Task brief =>
Sift the listing for lines that hold the string "instructors" and pull them out.

Material supplied =>

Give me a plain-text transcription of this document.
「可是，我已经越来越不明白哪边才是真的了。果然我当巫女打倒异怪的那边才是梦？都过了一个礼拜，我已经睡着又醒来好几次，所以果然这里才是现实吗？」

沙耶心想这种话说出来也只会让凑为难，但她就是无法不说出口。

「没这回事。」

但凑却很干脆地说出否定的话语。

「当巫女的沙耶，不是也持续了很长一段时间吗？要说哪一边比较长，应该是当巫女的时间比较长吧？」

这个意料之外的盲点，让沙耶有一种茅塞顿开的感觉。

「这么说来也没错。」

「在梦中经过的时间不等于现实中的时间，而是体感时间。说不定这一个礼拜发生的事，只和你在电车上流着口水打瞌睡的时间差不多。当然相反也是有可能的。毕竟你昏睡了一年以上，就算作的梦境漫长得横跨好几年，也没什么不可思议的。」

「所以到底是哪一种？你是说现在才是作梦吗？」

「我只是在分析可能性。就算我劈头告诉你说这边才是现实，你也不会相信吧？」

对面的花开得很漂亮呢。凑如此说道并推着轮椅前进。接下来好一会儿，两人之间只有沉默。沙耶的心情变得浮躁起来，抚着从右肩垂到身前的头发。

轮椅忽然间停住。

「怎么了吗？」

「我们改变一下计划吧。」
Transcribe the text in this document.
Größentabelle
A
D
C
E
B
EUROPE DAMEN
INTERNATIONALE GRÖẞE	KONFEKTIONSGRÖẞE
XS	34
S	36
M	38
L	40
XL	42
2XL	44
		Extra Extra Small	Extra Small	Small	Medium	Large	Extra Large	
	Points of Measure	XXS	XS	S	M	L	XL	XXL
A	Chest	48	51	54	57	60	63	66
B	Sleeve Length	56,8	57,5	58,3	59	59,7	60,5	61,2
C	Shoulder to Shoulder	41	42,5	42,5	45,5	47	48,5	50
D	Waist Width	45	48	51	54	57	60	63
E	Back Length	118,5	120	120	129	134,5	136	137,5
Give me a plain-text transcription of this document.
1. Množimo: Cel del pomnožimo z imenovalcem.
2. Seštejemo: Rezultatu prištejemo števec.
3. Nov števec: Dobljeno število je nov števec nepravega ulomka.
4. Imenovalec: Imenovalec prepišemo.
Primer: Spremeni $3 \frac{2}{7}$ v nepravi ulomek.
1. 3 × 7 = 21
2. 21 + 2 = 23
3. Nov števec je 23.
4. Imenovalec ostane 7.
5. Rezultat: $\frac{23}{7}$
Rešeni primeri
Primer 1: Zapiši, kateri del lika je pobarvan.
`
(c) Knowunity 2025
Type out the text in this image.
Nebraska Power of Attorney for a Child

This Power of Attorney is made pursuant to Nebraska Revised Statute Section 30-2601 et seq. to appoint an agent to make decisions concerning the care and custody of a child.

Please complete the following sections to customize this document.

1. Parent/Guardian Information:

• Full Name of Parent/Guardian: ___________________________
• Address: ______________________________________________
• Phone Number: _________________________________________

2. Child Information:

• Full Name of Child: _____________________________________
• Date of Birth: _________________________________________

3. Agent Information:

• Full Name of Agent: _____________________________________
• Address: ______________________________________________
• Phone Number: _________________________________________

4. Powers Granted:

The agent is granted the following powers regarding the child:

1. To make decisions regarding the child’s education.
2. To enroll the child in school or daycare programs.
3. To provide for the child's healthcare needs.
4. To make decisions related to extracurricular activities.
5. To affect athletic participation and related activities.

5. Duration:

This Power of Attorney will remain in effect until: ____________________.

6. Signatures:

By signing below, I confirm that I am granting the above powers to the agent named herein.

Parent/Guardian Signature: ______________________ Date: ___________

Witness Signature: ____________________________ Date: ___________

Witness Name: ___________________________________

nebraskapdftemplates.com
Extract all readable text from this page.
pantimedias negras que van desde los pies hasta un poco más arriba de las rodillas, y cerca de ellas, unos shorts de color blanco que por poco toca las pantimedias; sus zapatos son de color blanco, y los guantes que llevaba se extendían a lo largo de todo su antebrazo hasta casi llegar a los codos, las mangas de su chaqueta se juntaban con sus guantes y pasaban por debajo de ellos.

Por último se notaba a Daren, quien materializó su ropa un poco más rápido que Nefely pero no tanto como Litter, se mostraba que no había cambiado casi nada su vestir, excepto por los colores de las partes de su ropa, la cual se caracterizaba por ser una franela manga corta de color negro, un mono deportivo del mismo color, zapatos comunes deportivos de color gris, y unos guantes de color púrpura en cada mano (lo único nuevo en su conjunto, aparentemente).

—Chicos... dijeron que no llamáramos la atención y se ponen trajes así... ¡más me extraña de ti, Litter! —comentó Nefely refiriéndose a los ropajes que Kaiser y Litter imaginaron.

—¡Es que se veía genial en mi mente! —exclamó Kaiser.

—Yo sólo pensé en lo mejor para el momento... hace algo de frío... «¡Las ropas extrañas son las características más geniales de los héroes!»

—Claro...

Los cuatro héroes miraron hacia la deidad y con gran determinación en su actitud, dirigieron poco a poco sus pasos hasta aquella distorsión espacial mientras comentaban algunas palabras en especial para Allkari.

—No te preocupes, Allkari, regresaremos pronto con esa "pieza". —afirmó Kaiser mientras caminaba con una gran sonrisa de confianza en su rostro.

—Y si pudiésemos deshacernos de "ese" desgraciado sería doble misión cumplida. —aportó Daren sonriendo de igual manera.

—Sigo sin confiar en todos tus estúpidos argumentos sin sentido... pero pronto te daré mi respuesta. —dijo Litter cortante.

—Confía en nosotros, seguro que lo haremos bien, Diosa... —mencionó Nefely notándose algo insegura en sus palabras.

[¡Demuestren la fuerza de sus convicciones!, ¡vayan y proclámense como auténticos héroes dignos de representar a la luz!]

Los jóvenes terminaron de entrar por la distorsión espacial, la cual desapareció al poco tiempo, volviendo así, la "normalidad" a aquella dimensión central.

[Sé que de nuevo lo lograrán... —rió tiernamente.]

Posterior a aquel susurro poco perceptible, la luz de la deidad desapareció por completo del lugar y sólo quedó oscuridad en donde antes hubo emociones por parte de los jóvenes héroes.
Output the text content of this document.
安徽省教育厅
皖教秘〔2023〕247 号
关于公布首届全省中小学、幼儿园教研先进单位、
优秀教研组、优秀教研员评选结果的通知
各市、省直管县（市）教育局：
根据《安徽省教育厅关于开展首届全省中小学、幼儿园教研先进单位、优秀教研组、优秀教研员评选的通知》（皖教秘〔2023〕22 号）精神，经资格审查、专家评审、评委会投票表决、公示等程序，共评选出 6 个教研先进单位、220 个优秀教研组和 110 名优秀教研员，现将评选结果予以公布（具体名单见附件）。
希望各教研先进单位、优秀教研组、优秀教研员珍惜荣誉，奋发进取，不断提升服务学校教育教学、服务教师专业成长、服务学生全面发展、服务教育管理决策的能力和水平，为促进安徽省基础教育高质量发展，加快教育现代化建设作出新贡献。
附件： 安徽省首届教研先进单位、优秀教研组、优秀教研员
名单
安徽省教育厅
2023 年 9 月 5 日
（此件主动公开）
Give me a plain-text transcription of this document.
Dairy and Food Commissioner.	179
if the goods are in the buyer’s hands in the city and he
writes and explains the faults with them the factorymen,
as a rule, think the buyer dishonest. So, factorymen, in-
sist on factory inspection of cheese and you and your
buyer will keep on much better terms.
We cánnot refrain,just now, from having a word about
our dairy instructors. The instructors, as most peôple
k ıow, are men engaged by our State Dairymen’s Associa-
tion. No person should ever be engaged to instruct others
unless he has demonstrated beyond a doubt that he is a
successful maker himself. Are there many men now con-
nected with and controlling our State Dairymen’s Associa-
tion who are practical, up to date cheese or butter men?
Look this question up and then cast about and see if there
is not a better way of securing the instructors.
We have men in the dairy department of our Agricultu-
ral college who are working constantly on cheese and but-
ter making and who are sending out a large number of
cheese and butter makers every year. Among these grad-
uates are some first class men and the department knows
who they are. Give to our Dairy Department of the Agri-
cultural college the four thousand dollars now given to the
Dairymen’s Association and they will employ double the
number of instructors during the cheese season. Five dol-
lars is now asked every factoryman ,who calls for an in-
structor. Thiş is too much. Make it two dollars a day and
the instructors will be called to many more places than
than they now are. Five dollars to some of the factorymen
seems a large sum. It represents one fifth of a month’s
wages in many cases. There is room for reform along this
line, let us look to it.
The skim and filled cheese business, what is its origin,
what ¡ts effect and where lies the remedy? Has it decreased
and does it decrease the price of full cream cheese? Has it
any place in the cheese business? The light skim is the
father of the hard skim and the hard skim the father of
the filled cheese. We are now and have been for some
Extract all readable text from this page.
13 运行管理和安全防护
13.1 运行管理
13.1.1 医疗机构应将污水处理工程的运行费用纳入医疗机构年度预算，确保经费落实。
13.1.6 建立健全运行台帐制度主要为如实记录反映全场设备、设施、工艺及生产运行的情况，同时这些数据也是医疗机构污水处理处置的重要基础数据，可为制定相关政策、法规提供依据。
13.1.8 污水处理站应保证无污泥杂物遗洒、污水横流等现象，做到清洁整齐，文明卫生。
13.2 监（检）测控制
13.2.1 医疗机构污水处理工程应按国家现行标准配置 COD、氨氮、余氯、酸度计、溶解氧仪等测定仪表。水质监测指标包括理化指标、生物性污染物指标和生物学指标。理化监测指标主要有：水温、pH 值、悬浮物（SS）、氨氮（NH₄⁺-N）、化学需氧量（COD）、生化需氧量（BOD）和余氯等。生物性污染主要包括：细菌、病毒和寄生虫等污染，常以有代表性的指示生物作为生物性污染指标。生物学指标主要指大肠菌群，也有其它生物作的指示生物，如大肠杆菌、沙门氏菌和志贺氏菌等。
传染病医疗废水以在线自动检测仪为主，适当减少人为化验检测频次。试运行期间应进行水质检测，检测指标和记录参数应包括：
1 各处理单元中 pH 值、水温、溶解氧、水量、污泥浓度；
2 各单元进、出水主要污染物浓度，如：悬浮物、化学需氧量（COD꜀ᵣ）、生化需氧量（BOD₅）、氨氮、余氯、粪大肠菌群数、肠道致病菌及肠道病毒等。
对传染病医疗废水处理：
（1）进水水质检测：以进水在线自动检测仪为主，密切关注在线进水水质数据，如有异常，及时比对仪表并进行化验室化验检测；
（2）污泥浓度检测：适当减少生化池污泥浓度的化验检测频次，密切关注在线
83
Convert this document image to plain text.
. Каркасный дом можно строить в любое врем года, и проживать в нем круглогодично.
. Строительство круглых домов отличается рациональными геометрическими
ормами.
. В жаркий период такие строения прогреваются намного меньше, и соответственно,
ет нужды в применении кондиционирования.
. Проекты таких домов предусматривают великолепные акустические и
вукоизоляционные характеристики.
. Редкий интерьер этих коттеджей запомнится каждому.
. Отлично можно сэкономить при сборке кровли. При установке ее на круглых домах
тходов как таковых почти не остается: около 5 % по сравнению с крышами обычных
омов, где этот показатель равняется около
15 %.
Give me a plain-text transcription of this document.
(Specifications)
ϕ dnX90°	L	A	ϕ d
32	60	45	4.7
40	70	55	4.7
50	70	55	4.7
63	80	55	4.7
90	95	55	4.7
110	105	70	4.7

Exercise answer =>
our dairy instructors. The instructors, as most peôple
is not a better way of securing the instructors.
number of instructors during the cheese season. Five dol-
the instructors will be called to many more places than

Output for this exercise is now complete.